> [Passage]
Sony CEO Stringer says sorry for PlayStation problems

sony-psn-playstation-networkA letter from Sony’s CEO Howard Stringer in which he apologized to millions of PlayStation Network and Qriocity users was posted on the PlayStation blog late Thursday.

The apology comes in the wake of the data loss of millions of users following a hack which took place between April 17 and 19. The perpetrators of the hack have not yet been identified, and the PlayStation Network and Qriocity services are still down.

The letter begins: “I know this has been a frustrating time for all of you.” Stringer reassures users that the company has been concentrating on investigating the recent cyber attack and that it is “absolutely dedicated to restoring full and safe service as soon as possible.” He adds: “We will settle for nothing less.”

In an attempt to placate customers, Stringer, who had up until now remained silent on the data loss issue, announced the launch of its identity theft protection scheme in which US users can enroll for free. Announcements for other areas will be coming soon, he wrote.

Stringer made his apology halfway through the letter: “As a company we — and I — apologize for the inconvenience and concern caused by this attack. Under the leadership of Kazuo Hirai, we have teams working around the clock and around the world to restore your access to those services as quickly, and as safely, as possible.”

Addressing criticism that the company was slow off the mark in informing customers of the problems, Stringer wrote: “I know some believe we should have notified our customers earlier than we did. It’s a fair question. As soon as we discovered the potential scope of the intrusion, we shut down the PlayStation Network and Qriocity services and hired some of the best technical experts in the field to determine what happened.”

> [Required work]
(a) According to the article on Stringer's apology, between which dates did the hack take place?
(b) Repeat the article on Stringer's apology word for word, everything from "sony-psn-playstation-networkA letter from" down to "are still down.".
(c) Proceed with the article on Stringer's apology, writing on from its final paragraph.
This material comes from a separate source.

> [Page segmentation records]
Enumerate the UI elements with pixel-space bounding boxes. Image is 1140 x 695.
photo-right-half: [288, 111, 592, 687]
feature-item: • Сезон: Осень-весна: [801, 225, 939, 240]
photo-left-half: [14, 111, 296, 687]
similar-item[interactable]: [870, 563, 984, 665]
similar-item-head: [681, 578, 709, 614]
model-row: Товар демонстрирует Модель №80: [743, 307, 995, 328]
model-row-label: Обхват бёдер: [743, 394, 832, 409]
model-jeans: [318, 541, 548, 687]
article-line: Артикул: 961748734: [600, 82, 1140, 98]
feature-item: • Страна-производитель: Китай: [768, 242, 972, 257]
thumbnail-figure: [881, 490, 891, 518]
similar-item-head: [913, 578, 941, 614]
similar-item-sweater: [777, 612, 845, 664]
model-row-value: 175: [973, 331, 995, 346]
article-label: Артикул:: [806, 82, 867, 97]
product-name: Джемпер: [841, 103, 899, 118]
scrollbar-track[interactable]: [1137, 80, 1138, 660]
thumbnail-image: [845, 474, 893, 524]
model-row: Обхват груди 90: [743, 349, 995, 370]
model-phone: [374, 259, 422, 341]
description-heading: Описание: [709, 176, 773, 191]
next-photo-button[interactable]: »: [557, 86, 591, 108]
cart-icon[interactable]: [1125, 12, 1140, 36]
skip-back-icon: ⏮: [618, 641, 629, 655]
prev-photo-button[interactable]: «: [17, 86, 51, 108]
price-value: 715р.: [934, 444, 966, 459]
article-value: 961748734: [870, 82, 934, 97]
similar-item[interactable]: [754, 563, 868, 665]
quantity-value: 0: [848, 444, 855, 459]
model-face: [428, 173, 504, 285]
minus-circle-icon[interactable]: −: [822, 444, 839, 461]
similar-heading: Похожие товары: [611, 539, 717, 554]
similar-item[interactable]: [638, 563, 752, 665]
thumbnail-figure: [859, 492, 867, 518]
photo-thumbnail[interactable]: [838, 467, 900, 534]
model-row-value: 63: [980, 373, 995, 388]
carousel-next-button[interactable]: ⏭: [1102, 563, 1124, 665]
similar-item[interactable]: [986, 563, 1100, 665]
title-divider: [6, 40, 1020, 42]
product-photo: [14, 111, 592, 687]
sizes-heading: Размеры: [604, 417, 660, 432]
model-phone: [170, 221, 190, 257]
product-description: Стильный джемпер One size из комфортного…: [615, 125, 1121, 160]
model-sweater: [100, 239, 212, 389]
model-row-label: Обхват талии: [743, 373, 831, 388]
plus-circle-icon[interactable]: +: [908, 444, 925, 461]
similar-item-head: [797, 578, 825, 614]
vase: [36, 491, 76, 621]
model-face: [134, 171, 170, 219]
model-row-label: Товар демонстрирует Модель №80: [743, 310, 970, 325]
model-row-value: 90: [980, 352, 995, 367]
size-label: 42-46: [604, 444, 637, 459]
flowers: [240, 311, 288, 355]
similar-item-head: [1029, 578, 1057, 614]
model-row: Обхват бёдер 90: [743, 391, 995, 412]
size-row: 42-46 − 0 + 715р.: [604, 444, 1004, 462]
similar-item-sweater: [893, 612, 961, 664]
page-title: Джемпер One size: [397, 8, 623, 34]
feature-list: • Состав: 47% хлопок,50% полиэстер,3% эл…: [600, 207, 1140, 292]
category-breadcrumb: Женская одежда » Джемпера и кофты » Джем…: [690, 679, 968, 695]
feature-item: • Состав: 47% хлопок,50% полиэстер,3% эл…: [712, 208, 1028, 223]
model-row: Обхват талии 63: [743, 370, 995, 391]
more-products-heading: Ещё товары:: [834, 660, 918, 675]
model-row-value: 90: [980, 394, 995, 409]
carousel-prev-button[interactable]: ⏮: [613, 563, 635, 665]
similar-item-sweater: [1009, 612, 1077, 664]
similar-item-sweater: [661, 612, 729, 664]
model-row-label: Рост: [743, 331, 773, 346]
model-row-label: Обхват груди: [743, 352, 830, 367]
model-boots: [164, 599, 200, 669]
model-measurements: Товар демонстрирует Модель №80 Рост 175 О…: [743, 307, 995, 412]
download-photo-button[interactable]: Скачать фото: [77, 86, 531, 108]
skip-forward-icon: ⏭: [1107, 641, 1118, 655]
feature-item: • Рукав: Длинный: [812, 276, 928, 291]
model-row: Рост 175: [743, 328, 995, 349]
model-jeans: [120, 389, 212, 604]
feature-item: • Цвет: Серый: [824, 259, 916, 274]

> [Written answers]
(a) Between April 17 and 19.

(b)
sony-psn-playstation-networkA letter from Sony’s CEO Howard Stringer in which he apologized to millions of PlayStation Network and Qriocity users was posted on the PlayStation blog late Thursday.

The apology comes in the wake of the data loss of millions of users following a hack which took place between April 17 and 19. The perpetrators of the hack have not yet been identified, and the PlayStation Network and Qriocity services are still down.

(c)
He goes on: “I wish we could have gotten the answers we needed sooner, but forensic analysis is a complex, time-consuming process. Hackers, after all, do their best to cover their tracks, and it took some time for our experts to find those tracks and begin to identify what personal information had — or had not — been taken.”

The letter ends: “In the coming days, we will restore service to the networks and welcome you back to the fun. I wanted to personally reach out and let you know that we are committed to serving you to the very best of our ability, protecting your information better than ever, and getting you back to what you signed up for – all the games and great entertainment experiences that you expect from Sony.”

We’ll have to wait and see whether the content of the CEO’s letter is enough to restore confidence in users of Sony’s services. For some it may at least be a step in the right direction, while others will be waiting for further details about how the company will be protecting users’ data in the future.